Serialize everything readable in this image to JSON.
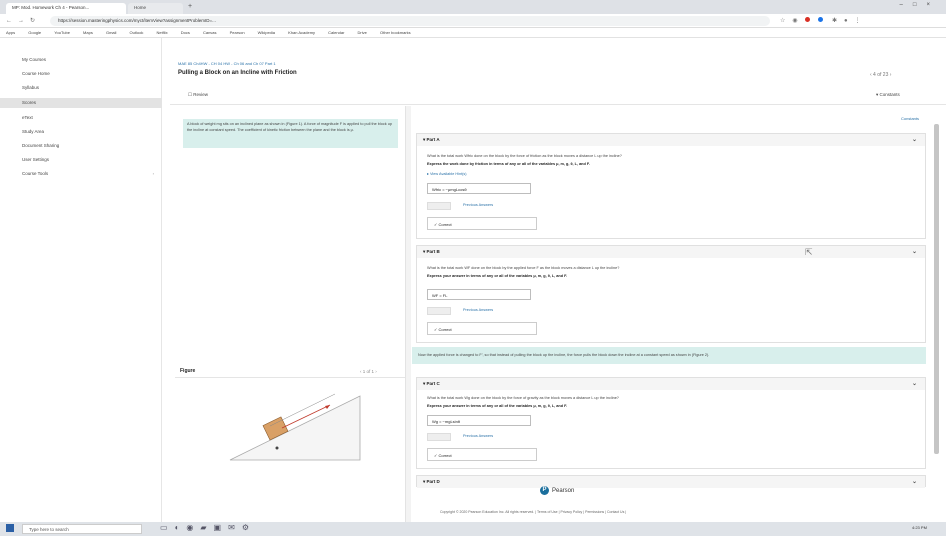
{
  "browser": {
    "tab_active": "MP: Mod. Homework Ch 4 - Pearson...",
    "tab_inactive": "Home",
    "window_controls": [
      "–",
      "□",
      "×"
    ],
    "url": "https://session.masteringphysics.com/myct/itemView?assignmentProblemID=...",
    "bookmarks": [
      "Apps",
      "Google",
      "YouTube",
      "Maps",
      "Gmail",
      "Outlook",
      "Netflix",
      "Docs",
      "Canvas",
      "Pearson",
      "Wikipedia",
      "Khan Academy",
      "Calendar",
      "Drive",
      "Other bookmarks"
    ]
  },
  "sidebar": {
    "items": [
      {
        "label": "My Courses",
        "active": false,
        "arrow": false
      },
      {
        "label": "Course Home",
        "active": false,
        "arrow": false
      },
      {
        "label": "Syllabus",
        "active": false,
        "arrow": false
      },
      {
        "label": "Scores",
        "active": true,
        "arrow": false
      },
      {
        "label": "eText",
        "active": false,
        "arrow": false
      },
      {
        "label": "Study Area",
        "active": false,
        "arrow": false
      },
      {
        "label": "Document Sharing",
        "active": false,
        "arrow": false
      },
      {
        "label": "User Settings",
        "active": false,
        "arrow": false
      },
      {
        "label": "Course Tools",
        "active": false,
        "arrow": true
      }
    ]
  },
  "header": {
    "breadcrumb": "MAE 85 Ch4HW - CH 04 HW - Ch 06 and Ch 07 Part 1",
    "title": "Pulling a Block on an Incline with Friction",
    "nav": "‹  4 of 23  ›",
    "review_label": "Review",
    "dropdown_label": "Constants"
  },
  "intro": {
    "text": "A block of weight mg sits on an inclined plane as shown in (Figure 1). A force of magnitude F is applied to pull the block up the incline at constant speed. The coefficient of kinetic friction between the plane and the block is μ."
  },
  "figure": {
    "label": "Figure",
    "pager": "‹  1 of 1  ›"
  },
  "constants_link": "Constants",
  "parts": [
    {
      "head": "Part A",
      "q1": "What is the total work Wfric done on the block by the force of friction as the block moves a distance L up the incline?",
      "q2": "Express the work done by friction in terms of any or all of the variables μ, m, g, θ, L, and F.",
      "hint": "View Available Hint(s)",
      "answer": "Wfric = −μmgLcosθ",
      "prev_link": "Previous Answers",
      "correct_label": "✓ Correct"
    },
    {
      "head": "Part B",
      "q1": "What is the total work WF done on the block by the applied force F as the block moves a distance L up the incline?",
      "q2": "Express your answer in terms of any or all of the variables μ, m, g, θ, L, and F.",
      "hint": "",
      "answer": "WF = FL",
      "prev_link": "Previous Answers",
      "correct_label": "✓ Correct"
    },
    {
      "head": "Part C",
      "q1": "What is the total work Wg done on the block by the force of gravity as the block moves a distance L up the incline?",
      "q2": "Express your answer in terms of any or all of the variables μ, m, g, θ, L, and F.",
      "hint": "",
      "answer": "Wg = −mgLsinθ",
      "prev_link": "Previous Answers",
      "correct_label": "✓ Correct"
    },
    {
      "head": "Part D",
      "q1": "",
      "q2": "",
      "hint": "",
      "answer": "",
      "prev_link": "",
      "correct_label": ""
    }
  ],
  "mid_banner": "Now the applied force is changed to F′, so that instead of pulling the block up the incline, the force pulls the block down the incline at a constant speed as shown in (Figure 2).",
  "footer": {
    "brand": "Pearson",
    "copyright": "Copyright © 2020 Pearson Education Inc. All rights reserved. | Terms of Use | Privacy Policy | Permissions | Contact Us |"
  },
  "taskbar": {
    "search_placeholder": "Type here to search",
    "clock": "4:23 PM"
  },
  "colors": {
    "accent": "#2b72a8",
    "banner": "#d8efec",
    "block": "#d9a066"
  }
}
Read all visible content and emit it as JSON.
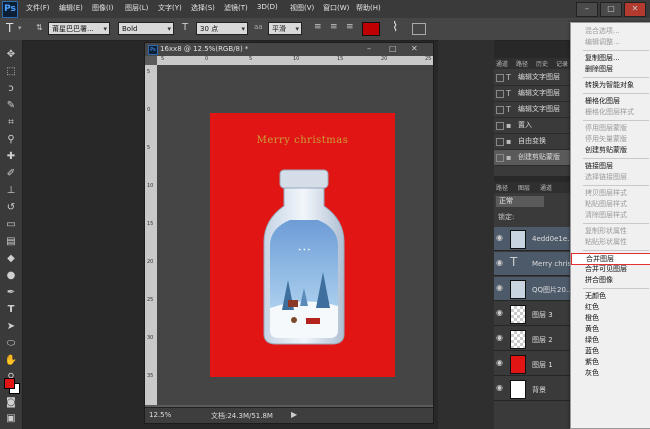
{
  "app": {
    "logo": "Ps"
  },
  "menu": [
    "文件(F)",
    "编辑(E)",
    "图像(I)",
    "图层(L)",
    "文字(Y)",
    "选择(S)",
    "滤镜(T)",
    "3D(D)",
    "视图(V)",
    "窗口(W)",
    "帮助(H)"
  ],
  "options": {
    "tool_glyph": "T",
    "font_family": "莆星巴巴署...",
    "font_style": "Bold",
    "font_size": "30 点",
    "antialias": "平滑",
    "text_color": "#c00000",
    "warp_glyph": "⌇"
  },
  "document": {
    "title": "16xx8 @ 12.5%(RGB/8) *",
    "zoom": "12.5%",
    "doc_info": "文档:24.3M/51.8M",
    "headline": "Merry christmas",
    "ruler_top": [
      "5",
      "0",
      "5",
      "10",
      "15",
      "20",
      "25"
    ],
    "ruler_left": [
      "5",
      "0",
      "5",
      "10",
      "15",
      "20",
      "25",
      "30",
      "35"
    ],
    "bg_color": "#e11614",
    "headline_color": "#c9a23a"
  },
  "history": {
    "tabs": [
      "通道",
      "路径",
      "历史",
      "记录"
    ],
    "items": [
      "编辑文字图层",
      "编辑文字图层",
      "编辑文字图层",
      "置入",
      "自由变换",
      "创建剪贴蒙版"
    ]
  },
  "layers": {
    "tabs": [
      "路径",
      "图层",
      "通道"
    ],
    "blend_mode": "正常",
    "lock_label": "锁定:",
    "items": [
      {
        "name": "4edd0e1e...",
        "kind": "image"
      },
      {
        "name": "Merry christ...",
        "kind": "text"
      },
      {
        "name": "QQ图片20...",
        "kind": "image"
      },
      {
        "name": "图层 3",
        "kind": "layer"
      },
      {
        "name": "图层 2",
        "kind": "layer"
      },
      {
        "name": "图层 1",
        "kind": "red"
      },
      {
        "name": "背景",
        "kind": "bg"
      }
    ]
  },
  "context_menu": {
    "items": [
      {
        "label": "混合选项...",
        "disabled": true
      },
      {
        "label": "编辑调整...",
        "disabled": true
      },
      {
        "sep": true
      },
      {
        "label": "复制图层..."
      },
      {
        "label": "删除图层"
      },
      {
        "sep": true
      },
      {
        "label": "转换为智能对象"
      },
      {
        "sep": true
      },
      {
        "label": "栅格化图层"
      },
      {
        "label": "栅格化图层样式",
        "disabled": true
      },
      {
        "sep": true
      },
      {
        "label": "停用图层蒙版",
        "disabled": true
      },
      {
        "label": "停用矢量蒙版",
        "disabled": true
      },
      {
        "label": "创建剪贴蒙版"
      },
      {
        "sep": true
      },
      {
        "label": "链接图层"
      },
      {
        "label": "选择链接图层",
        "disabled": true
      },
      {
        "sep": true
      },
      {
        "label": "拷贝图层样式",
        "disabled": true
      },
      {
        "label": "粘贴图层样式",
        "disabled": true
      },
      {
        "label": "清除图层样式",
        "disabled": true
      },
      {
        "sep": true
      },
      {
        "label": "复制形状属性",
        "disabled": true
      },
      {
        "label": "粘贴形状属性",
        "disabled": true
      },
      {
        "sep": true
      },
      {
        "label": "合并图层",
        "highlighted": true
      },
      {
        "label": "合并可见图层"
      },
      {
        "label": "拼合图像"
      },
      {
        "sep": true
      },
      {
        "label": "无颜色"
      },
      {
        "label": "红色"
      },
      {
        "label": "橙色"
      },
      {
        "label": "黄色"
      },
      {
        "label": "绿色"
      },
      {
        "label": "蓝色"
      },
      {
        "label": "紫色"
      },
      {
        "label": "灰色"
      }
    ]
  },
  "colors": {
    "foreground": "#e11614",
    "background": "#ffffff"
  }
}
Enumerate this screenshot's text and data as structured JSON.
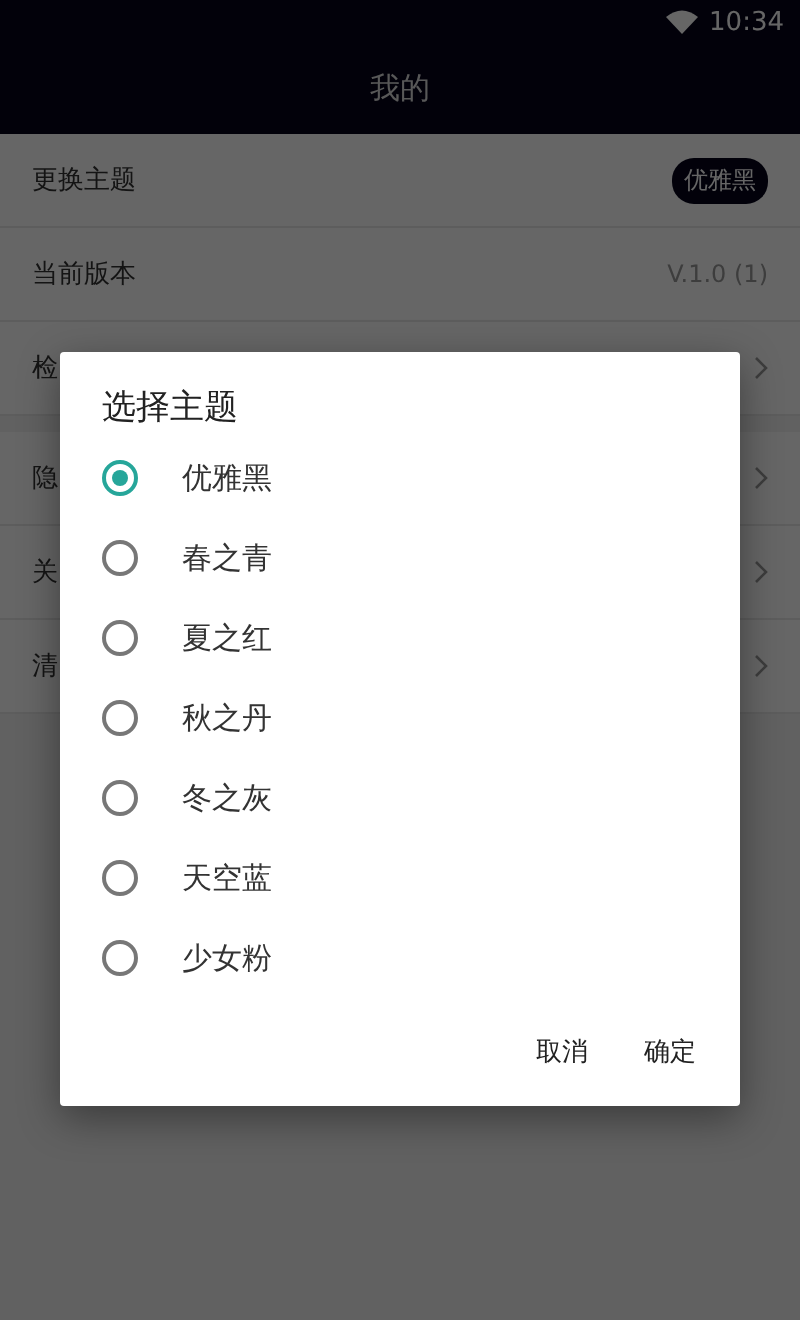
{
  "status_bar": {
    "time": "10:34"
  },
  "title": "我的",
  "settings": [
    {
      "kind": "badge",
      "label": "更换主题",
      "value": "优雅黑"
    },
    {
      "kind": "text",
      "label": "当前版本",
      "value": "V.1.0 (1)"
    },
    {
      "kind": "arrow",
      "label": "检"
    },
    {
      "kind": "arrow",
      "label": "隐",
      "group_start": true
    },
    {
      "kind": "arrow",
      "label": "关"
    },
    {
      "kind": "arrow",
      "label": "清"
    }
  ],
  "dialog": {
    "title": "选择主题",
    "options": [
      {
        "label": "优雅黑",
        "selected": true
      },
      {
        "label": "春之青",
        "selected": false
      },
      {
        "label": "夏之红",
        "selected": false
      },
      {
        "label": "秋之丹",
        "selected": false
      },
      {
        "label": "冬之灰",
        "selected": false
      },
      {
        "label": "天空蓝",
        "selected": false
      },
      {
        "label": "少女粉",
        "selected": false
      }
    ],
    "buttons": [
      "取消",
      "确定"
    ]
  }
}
------------------------------------------------
■ **Exercise requirements**:
Return, from the data, each line that has the word "this" in it.

■ **Task solution**:
Serialize everything readable in this image to JSON.
Enumerate this screenshot's text and data as structured JSON.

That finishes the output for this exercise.